-- SUPPLIED ENTRIES --
►

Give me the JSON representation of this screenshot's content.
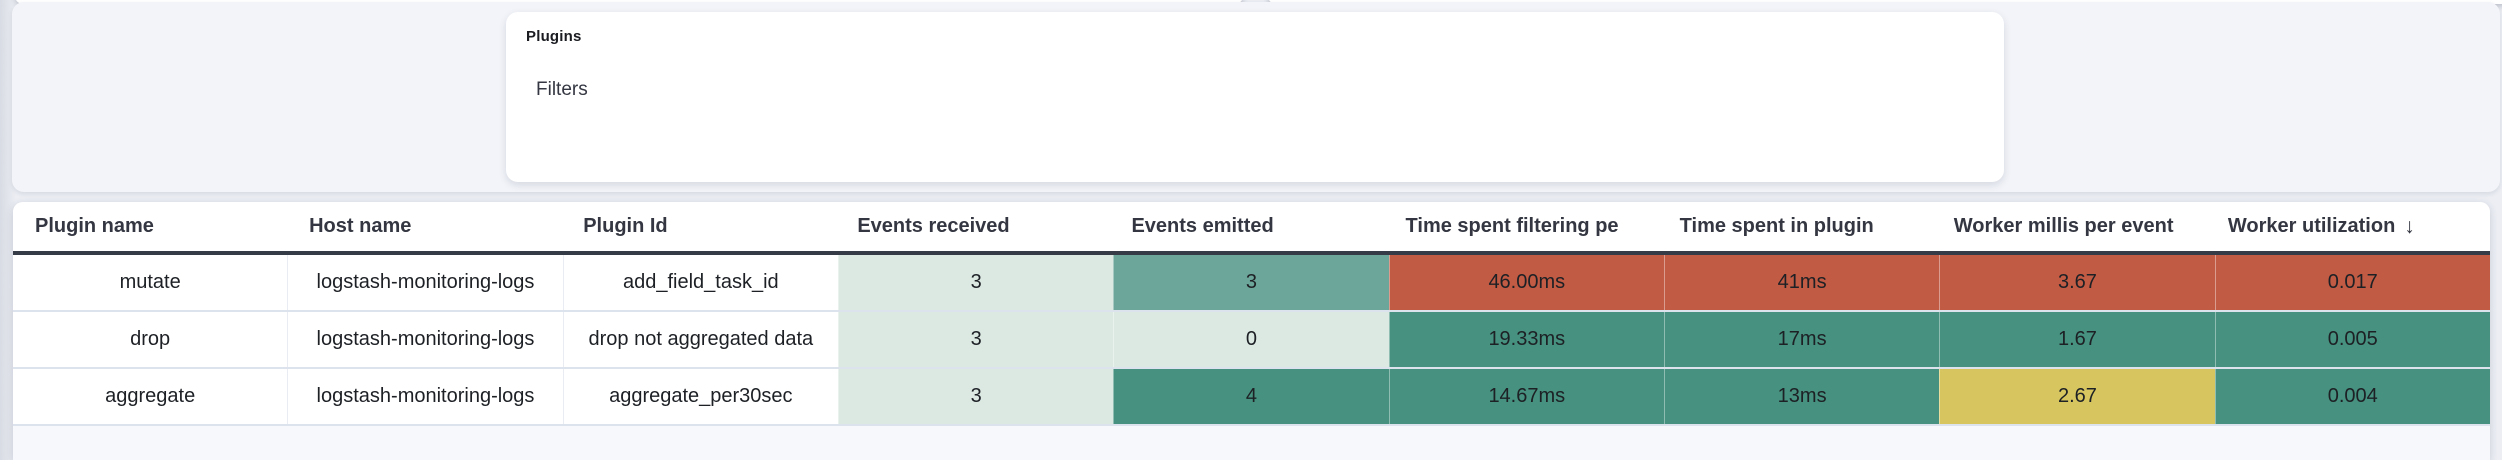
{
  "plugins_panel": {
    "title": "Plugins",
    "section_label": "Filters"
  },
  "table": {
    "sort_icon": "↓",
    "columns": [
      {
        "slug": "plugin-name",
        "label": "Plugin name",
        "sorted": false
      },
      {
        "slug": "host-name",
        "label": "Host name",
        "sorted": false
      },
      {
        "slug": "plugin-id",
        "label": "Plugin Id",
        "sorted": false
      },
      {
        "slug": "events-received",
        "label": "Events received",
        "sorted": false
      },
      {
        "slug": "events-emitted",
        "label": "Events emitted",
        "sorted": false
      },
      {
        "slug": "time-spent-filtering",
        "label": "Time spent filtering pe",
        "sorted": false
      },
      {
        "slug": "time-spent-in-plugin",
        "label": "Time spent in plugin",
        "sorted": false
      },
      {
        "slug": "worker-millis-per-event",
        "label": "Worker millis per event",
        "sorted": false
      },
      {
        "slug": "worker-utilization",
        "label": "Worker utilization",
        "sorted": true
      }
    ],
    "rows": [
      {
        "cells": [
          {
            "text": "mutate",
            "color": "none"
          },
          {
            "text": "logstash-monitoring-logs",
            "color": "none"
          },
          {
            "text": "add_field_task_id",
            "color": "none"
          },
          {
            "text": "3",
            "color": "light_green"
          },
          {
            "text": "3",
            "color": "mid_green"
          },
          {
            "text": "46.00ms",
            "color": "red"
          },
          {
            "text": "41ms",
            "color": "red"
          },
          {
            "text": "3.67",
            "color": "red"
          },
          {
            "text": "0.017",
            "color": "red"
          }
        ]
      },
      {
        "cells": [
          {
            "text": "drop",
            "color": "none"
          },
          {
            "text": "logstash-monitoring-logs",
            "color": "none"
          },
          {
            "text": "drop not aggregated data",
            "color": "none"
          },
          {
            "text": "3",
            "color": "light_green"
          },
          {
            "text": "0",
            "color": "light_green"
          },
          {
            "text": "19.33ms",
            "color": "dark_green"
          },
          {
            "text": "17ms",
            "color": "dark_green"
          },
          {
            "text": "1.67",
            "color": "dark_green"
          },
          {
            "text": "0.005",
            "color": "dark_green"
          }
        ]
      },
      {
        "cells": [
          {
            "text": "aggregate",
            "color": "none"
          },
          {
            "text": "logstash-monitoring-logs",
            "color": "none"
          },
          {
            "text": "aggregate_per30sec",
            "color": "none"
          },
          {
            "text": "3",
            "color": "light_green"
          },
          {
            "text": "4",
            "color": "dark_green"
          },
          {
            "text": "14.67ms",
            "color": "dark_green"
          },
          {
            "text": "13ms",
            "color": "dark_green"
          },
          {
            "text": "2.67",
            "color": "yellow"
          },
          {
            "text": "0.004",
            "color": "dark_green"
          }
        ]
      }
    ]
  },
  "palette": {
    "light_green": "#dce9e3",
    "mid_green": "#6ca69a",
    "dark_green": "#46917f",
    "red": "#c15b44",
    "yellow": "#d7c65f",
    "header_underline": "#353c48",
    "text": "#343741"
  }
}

◄
►

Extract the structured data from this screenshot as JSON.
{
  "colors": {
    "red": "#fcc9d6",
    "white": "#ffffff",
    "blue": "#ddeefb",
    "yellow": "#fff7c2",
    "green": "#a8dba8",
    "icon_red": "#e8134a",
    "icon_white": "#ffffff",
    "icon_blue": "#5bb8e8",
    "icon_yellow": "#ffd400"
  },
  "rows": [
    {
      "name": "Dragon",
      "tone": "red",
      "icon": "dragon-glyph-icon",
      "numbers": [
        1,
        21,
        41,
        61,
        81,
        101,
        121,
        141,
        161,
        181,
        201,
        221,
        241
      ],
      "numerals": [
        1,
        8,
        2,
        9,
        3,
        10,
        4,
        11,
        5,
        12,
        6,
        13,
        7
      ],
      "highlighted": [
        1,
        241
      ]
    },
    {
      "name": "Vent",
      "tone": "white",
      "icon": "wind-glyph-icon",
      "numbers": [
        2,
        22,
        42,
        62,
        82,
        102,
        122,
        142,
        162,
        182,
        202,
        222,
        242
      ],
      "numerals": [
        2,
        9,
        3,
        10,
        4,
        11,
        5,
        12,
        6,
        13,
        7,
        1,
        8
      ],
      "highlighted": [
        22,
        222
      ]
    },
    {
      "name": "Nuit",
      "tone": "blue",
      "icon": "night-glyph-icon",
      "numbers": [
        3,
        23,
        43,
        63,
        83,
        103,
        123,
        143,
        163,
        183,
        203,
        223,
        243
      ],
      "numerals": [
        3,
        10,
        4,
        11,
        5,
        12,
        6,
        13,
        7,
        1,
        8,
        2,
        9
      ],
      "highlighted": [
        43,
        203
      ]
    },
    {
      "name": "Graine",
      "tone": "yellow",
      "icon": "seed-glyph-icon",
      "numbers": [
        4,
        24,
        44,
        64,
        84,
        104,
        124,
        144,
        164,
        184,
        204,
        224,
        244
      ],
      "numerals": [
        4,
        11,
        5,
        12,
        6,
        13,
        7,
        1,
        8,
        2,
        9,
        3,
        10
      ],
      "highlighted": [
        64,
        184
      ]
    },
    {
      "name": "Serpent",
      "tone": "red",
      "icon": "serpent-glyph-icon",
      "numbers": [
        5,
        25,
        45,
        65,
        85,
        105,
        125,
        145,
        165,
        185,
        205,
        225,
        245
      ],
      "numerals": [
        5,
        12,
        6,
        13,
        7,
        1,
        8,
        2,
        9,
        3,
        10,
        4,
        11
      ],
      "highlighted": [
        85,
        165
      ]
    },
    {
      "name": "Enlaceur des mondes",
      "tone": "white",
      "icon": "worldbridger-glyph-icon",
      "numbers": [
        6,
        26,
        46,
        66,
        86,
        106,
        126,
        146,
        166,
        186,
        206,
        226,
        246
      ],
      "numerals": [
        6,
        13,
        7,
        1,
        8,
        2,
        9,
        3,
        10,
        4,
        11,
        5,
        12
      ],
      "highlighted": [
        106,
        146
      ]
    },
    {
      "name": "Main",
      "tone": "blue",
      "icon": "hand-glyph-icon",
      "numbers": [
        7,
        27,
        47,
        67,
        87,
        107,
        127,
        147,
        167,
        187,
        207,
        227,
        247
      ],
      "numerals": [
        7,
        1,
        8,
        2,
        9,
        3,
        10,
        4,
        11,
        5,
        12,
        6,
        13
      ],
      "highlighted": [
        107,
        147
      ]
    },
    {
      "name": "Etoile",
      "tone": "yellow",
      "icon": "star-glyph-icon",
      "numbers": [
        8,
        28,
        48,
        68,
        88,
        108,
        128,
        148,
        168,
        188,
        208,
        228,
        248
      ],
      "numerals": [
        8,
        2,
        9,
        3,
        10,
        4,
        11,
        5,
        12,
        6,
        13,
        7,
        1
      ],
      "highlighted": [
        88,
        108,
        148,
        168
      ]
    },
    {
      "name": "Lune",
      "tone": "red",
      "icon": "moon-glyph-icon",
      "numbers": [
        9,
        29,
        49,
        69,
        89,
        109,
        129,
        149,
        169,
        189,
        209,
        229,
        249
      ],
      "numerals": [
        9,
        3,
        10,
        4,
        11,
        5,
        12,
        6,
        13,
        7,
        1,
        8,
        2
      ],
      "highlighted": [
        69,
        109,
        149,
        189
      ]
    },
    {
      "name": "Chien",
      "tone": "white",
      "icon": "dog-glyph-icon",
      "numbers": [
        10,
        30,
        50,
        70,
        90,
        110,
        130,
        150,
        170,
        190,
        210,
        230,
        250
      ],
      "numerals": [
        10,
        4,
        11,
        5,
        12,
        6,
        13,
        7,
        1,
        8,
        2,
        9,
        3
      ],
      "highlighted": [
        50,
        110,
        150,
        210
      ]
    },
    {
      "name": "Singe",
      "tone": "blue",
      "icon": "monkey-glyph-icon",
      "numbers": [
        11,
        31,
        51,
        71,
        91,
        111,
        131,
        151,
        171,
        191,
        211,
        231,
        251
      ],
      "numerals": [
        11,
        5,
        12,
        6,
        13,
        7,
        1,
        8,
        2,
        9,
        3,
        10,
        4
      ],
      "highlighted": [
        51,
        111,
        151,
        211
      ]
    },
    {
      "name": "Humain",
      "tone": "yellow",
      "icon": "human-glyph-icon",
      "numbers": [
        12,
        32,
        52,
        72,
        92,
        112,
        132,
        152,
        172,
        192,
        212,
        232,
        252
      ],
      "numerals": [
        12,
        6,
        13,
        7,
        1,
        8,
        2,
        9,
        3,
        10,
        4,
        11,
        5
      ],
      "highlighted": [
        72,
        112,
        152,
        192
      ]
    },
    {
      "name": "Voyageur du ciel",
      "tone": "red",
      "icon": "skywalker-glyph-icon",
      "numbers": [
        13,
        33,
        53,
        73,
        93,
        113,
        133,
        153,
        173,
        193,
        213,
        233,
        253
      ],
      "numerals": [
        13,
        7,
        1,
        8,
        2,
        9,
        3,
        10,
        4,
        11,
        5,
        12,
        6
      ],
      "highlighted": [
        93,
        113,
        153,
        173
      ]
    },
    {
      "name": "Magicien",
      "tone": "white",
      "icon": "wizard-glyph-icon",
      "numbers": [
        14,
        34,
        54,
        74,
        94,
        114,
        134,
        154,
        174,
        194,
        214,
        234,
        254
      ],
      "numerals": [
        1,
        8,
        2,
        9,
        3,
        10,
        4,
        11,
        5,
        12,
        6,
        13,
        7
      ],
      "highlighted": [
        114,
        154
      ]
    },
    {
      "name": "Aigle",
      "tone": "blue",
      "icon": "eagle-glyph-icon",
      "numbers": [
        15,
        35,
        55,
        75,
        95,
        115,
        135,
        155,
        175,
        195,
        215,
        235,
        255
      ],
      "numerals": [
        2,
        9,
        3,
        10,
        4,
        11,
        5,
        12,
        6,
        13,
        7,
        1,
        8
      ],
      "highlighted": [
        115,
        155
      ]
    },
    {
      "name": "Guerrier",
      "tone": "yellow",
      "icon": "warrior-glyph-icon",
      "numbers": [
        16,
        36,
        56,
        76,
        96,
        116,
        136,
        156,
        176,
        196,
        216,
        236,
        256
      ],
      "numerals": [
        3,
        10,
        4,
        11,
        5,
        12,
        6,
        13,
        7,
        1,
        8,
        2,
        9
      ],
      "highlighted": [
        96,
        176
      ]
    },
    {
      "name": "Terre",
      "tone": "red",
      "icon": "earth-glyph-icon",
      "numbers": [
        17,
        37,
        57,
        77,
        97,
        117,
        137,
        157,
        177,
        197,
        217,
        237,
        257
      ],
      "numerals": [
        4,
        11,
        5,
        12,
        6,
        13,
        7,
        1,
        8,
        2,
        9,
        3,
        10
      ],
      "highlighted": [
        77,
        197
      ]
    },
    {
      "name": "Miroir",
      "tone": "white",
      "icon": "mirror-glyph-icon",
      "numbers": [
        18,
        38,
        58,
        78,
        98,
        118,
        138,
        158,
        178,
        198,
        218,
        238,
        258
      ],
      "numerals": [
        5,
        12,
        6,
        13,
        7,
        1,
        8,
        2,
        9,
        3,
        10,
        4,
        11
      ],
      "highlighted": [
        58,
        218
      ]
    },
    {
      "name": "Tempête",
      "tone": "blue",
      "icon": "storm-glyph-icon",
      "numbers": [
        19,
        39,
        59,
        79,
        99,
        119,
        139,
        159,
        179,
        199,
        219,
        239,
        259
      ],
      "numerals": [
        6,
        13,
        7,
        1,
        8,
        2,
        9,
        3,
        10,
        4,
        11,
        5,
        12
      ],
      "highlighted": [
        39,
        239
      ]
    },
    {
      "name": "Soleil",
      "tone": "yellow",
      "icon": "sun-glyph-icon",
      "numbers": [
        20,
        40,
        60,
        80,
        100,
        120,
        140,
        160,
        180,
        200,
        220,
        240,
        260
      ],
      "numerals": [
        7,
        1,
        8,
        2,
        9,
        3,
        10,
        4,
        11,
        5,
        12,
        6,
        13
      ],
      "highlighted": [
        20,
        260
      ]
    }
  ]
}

◄

-- SET PROBLEM --
Copy out every line from the data above that has "millis" in it.

-- RESPONSE TO THIS EXERCISE --
        "slug": "worker-millis-per-event",
        "label": "Worker millis per event",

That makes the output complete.